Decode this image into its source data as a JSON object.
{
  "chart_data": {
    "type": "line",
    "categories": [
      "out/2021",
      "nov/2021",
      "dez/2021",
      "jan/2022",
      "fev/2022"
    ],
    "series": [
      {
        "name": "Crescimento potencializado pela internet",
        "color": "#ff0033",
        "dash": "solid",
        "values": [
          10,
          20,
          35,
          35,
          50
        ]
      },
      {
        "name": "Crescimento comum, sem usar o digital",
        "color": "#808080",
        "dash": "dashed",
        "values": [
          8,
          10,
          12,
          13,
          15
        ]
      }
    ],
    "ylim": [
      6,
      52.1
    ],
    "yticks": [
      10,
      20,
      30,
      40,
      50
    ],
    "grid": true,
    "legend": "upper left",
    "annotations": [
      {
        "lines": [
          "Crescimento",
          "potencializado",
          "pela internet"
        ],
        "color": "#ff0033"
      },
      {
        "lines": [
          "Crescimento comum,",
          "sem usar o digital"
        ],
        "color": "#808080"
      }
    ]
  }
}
·····
* _JOB_
From the listing, copy every line where the string "comum" appears.

* _OUTPUT FOR THIS TASK_
        "name": "Crescimento comum, sem usar o digital",
          "Crescimento comum,",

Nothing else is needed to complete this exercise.